>> Start Exercise inputs
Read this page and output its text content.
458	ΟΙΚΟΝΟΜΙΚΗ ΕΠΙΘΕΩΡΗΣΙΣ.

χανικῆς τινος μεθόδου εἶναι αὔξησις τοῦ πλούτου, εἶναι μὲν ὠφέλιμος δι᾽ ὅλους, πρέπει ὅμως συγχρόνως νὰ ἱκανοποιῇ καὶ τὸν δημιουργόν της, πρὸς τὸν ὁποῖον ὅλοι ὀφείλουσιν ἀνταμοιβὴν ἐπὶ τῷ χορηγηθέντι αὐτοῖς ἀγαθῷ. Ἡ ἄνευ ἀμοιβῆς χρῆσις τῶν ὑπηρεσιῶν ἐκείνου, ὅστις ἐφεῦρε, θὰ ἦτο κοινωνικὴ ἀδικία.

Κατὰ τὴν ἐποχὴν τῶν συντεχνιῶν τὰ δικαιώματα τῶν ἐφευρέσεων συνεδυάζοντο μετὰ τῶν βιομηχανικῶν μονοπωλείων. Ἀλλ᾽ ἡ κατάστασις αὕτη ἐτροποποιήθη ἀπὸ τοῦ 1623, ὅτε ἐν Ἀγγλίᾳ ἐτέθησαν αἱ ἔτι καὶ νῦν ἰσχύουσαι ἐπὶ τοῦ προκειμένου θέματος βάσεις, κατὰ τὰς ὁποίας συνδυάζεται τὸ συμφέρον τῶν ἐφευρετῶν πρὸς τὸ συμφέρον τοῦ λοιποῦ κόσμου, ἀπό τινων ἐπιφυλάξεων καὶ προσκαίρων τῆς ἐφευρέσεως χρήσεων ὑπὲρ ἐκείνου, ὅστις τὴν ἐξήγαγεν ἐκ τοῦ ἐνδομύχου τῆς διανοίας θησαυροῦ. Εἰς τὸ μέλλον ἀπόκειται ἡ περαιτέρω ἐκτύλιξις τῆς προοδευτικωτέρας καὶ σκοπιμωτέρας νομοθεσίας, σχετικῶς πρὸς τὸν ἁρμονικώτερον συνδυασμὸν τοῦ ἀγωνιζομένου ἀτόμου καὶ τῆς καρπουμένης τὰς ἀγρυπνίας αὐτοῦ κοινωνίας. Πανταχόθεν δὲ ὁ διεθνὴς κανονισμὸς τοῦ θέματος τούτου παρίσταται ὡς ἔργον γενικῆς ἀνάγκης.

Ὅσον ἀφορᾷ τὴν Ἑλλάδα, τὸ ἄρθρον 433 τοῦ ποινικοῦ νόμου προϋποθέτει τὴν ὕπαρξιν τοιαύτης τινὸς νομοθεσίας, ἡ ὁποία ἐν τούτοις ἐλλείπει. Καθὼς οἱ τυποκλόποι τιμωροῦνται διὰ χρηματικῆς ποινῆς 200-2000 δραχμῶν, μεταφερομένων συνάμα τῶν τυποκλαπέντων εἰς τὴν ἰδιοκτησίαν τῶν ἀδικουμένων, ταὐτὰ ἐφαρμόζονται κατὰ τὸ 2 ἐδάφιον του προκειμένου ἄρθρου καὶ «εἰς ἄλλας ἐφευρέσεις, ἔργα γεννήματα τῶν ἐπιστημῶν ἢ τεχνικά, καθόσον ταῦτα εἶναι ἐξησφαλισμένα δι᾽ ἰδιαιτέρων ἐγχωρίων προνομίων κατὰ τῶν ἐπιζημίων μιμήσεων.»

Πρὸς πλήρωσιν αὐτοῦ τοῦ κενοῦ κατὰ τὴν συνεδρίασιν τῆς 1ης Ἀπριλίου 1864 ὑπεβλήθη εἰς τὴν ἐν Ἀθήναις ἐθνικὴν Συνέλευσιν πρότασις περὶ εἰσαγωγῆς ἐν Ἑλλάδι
>> End Exercise inputs
_Objective:_ Scan the listing above for the word "αὐτοῦ" and copy every line that holds it.

_Finished exercise:_
Κατὰ τὴν ἐποχὴν τῶν συντεχνιῶν τὰ δικαιώματα τῶν ἐφευρέσεων συνεδυάζοντο μετὰ τῶν βιομηχανικῶν μονοπωλείων. Ἀλλ᾽ ἡ κατάστασις αὕτη ἐτροποποιήθη ἀπὸ τοῦ 1623, ὅτε ἐν Ἀγγλίᾳ ἐτέθησαν αἱ ἔτι καὶ νῦν ἰσχύουσαι ἐπὶ τοῦ προκειμένου θέματος βάσεις, κατὰ τὰς ὁποίας συνδυάζεται τὸ συμφέρον τῶν ἐφευρετῶν πρὸς τὸ συμφέρον τοῦ λοιποῦ κόσμου, ἀπό τινων ἐπιφυλάξεων καὶ προσκαίρων τῆς ἐφευρέσεως χρήσεων ὑπὲρ ἐκείνου, ὅστις τὴν ἐξήγαγεν ἐκ τοῦ ἐνδομύχου τῆς διανοίας θησαυροῦ. Εἰς τὸ μέλλον ἀπόκειται ἡ περαιτέρω ἐκτύλιξις τῆς προοδευτικωτέρας καὶ σκοπιμωτέρας νομοθεσίας, σχετικῶς πρὸς τὸν ἁρμονικώτερον συνδυασμὸν τοῦ ἀγωνιζομένου ἀτόμου καὶ τῆς καρπουμένης τὰς ἀγρυπνίας αὐτοῦ κοινωνίας. Πανταχόθεν δὲ ὁ διεθνὴς κανονισμὸς τοῦ θέματος τούτου παρίσταται ὡς ἔργον γενικῆς ἀνάγκης.
Πρὸς πλήρωσιν αὐτοῦ τοῦ κενοῦ κατὰ τὴν συνεδρίασιν τῆς 1ης Ἀπριλίου 1864 ὑπεβλήθη εἰς τὴν ἐν Ἀθήναις ἐθνικὴν Συνέλευσιν πρότασις περὶ εἰσαγωγῆς ἐν Ἑλλάδι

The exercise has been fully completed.